→ **Work instructions**
From the listing below, extract every line containing "personification".

━━━━━ Stored data ━━━━━

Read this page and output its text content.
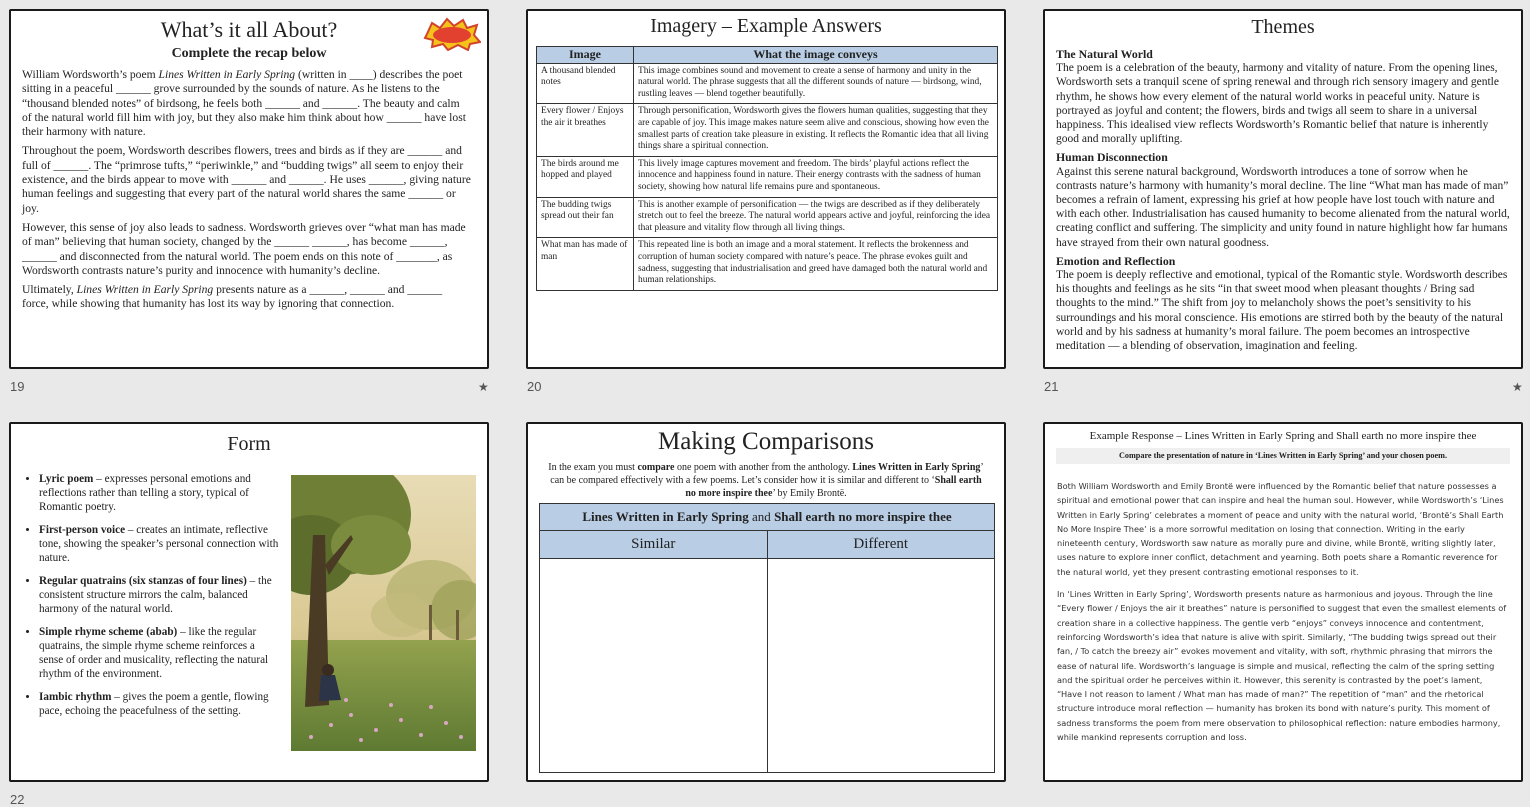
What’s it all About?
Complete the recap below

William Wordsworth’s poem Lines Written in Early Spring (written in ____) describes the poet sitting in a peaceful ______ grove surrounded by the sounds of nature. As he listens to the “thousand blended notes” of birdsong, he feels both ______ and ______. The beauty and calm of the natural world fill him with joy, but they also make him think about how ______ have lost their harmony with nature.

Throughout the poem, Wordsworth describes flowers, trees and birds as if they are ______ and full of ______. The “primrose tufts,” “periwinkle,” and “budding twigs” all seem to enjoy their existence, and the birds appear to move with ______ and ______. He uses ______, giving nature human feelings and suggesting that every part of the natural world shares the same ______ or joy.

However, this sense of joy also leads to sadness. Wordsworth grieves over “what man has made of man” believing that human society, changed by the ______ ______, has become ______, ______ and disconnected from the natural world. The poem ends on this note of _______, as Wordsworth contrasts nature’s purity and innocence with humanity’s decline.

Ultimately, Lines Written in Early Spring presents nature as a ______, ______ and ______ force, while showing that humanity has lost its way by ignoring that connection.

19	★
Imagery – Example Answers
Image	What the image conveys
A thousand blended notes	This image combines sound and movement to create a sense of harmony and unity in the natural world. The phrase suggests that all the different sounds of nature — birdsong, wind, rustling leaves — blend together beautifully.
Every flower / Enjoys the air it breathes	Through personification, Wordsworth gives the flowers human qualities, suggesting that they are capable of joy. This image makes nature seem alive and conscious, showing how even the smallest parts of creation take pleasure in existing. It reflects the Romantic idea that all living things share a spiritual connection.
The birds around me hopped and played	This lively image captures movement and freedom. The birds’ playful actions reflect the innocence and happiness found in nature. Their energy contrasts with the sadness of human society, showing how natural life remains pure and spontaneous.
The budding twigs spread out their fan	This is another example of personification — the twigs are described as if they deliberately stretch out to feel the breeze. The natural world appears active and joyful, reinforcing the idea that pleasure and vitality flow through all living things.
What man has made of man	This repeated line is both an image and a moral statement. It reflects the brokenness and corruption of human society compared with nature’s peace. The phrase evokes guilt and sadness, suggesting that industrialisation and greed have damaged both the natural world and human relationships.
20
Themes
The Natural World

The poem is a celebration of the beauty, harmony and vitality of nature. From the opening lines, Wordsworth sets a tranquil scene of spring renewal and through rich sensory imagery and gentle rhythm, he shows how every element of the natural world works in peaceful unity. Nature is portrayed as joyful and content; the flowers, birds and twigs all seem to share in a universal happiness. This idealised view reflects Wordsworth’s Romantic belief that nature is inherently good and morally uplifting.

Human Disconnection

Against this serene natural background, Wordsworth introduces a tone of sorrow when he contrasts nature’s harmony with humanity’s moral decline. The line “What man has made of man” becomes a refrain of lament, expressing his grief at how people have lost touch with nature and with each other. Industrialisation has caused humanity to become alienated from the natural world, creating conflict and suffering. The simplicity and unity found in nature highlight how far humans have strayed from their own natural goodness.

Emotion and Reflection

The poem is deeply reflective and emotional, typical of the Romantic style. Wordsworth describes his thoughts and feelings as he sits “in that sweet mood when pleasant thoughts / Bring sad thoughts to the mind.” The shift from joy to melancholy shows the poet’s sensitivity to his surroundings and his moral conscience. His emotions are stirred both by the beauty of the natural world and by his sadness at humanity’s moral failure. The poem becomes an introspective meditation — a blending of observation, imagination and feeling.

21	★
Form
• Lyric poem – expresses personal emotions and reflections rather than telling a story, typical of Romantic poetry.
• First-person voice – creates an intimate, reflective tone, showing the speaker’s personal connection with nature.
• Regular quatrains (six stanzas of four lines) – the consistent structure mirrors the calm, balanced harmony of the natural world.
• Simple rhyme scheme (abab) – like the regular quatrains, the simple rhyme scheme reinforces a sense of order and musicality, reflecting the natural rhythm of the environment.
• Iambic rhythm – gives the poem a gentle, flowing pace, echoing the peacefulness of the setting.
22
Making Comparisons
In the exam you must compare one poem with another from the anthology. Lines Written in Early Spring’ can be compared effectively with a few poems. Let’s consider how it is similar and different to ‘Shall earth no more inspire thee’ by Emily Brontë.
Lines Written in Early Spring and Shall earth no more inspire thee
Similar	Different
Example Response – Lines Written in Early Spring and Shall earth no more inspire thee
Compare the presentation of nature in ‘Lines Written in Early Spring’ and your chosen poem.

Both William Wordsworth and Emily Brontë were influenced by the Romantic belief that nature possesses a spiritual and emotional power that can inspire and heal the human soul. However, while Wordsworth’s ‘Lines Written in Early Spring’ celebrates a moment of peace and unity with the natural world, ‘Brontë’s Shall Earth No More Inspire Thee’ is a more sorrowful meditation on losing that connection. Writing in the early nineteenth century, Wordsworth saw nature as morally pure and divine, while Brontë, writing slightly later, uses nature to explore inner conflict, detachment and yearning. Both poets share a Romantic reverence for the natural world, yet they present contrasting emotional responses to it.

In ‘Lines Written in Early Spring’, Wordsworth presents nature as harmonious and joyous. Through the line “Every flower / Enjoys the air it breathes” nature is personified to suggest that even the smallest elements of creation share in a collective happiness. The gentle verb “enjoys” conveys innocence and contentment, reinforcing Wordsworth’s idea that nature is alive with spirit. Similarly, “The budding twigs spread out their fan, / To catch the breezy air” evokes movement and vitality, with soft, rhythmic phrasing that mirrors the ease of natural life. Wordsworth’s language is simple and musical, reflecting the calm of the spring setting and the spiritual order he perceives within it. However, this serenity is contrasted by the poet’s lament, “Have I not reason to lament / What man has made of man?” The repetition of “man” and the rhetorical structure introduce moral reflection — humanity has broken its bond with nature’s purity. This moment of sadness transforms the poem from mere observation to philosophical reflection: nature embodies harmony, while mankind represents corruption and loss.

━━━━━
━━━━━ Stored data ━━━━━

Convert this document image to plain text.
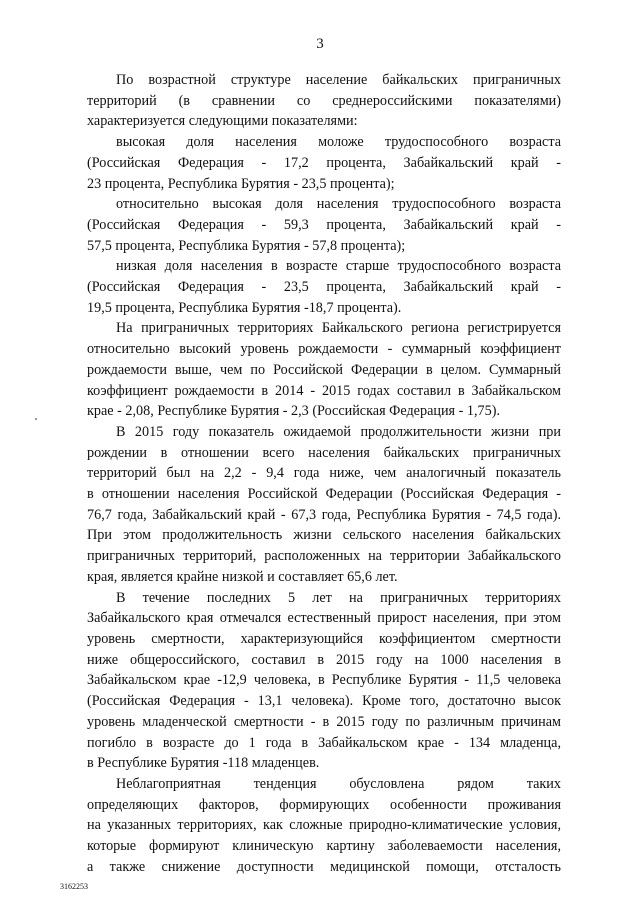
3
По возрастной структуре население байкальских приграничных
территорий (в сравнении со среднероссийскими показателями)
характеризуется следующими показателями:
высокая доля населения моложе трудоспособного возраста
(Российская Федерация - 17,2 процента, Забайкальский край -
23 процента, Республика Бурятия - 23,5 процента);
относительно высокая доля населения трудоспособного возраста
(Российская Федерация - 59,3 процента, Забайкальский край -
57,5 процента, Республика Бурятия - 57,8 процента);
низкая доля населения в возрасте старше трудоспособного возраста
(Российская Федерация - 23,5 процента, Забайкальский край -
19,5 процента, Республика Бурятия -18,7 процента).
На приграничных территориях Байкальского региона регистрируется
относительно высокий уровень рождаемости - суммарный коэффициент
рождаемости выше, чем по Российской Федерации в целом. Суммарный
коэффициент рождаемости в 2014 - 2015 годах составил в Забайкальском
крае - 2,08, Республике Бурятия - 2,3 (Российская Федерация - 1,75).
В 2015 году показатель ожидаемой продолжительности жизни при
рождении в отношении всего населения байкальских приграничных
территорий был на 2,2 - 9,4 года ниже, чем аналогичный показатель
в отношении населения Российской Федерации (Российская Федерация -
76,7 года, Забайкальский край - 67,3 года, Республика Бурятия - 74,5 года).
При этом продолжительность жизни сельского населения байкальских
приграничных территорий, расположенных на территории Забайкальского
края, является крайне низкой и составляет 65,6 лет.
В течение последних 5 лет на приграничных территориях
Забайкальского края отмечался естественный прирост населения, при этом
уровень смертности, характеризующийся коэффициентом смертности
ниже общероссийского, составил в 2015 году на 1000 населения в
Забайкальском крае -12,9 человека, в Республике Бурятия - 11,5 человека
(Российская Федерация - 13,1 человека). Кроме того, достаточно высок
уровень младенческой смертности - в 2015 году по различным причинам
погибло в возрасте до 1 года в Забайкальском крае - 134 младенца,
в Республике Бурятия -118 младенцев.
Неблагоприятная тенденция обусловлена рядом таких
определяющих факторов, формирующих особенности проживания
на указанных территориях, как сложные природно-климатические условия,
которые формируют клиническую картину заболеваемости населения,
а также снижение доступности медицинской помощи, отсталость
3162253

━━━━━

→ **Output of the task**
Every flower / Enjoys the air it breathes	Through personification, Wordsworth gives the flowers human qualities, suggesting that they are capable of joy. This image makes nature seem alive and conscious, showing how even the smallest parts of creation take pleasure in existing. It reflects the Romantic idea that all living things share a spiritual connection.
The budding twigs spread out their fan	This is another example of personification — the twigs are described as if they deliberately stretch out to feel the breeze. The natural world appears active and joyful, reinforcing the idea that pleasure and vitality flow through all living things.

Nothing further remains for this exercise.